* _PROVIDED RECORDS_:
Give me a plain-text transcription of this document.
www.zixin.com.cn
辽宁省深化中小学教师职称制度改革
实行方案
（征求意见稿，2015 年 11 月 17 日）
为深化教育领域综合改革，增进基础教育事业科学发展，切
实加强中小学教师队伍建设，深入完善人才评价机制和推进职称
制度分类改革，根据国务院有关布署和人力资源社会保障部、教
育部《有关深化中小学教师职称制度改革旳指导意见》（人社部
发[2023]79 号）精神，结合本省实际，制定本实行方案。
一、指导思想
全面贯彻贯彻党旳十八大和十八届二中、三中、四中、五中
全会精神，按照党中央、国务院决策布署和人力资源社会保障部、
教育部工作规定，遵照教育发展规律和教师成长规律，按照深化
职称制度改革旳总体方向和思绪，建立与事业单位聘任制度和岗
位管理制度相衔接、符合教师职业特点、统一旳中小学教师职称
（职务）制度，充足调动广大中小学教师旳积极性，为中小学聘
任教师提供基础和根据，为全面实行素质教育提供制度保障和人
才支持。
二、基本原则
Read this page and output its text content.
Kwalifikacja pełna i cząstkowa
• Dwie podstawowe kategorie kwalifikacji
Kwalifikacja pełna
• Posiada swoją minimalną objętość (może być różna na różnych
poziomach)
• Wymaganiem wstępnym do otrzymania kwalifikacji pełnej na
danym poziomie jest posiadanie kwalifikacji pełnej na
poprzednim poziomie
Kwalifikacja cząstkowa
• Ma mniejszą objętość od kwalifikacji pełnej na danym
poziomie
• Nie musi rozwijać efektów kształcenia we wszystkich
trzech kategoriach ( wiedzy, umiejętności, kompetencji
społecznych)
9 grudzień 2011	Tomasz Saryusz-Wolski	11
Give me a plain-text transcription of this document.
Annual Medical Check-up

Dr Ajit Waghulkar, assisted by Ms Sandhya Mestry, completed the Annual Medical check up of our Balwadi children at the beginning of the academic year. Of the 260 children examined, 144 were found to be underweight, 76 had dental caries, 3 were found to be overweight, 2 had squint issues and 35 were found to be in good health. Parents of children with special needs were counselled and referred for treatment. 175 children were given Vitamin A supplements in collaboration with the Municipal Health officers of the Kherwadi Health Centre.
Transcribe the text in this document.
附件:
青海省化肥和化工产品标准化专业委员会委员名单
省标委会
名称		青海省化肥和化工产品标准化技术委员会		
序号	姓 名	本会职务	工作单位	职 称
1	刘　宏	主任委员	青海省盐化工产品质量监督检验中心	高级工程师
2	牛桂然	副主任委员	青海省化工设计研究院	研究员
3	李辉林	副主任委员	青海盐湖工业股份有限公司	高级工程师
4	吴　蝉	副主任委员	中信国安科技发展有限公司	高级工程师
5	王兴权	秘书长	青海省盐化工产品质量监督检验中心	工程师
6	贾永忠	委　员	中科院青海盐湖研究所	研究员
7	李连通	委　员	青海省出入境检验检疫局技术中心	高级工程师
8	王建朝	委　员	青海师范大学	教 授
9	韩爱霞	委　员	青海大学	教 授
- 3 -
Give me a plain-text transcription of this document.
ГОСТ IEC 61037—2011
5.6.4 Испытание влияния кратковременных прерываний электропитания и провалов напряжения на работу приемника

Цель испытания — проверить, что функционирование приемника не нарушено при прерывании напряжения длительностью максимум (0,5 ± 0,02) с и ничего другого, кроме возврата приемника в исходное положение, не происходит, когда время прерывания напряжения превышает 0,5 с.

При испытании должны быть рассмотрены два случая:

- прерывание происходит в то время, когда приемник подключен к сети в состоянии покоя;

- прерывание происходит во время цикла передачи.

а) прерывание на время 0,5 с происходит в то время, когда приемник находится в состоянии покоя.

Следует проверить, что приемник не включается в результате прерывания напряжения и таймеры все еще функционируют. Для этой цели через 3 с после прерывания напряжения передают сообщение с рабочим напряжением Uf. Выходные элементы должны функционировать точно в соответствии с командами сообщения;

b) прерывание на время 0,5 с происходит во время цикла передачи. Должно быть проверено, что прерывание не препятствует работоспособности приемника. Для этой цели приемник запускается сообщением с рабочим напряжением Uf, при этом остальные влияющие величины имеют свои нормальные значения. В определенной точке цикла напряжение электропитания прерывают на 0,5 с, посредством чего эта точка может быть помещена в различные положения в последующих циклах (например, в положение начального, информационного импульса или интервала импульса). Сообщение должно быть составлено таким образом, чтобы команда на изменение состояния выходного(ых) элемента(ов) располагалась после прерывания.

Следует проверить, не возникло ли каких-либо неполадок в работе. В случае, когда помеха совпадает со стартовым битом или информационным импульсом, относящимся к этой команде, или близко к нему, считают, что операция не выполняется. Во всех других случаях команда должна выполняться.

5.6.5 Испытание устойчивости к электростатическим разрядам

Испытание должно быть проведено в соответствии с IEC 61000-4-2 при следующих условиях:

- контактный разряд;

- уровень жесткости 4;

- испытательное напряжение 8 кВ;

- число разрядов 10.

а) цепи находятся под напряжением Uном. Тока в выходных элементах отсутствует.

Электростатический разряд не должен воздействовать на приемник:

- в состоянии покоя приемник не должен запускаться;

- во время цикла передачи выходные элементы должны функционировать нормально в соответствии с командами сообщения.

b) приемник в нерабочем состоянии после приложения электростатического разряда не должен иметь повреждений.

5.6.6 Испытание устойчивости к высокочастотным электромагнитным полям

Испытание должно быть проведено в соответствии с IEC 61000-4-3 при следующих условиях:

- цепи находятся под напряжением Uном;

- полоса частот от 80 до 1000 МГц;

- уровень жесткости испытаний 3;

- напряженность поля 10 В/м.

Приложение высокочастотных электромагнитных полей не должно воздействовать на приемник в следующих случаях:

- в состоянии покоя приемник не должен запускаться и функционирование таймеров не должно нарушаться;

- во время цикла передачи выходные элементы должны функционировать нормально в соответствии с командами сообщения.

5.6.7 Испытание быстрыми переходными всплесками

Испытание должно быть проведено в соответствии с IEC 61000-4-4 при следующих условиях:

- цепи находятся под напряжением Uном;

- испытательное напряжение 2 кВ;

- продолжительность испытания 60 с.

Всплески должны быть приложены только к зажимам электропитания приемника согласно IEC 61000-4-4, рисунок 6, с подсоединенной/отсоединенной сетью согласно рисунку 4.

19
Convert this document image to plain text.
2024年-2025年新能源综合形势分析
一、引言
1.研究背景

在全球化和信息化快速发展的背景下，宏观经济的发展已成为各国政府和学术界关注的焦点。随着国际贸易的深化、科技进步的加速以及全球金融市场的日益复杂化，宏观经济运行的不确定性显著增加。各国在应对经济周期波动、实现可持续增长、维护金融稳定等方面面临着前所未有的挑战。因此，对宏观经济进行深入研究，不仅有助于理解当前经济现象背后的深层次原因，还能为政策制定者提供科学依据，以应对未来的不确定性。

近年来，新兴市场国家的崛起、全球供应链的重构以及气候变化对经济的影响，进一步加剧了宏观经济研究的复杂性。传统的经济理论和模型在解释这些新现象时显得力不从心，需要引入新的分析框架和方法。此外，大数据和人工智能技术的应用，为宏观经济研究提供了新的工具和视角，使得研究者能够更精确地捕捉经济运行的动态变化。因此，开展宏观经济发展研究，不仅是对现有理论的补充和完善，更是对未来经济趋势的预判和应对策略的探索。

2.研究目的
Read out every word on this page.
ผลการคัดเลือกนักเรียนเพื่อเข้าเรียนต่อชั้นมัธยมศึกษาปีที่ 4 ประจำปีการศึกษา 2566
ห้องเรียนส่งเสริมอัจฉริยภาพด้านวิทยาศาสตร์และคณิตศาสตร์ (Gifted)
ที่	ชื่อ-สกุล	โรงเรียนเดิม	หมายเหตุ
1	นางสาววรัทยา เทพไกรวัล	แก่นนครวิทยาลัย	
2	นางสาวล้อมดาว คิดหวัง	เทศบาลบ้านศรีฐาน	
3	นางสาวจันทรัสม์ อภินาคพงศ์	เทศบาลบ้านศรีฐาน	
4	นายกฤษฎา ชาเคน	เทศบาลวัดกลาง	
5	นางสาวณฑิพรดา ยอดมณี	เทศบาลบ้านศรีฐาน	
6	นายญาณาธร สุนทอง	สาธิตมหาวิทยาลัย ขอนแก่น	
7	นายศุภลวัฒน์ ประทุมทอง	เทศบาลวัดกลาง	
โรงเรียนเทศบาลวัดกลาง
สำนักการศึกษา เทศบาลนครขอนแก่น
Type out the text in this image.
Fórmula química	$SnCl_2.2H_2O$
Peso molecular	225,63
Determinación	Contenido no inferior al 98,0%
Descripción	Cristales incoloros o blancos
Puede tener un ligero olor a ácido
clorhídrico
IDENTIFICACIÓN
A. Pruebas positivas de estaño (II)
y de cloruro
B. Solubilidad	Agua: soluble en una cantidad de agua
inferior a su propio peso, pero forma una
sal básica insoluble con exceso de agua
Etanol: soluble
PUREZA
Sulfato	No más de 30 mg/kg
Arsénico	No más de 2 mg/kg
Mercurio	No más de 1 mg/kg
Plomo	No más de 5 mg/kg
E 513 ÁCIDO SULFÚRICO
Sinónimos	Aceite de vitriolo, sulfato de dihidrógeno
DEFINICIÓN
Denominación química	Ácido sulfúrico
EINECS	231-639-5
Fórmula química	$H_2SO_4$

* _TASK INSTRUCTIONS_: Give the count of lines that hold the word "функционирование", with nothing added.

* _RESULT OF THIS EXERCISE_: 2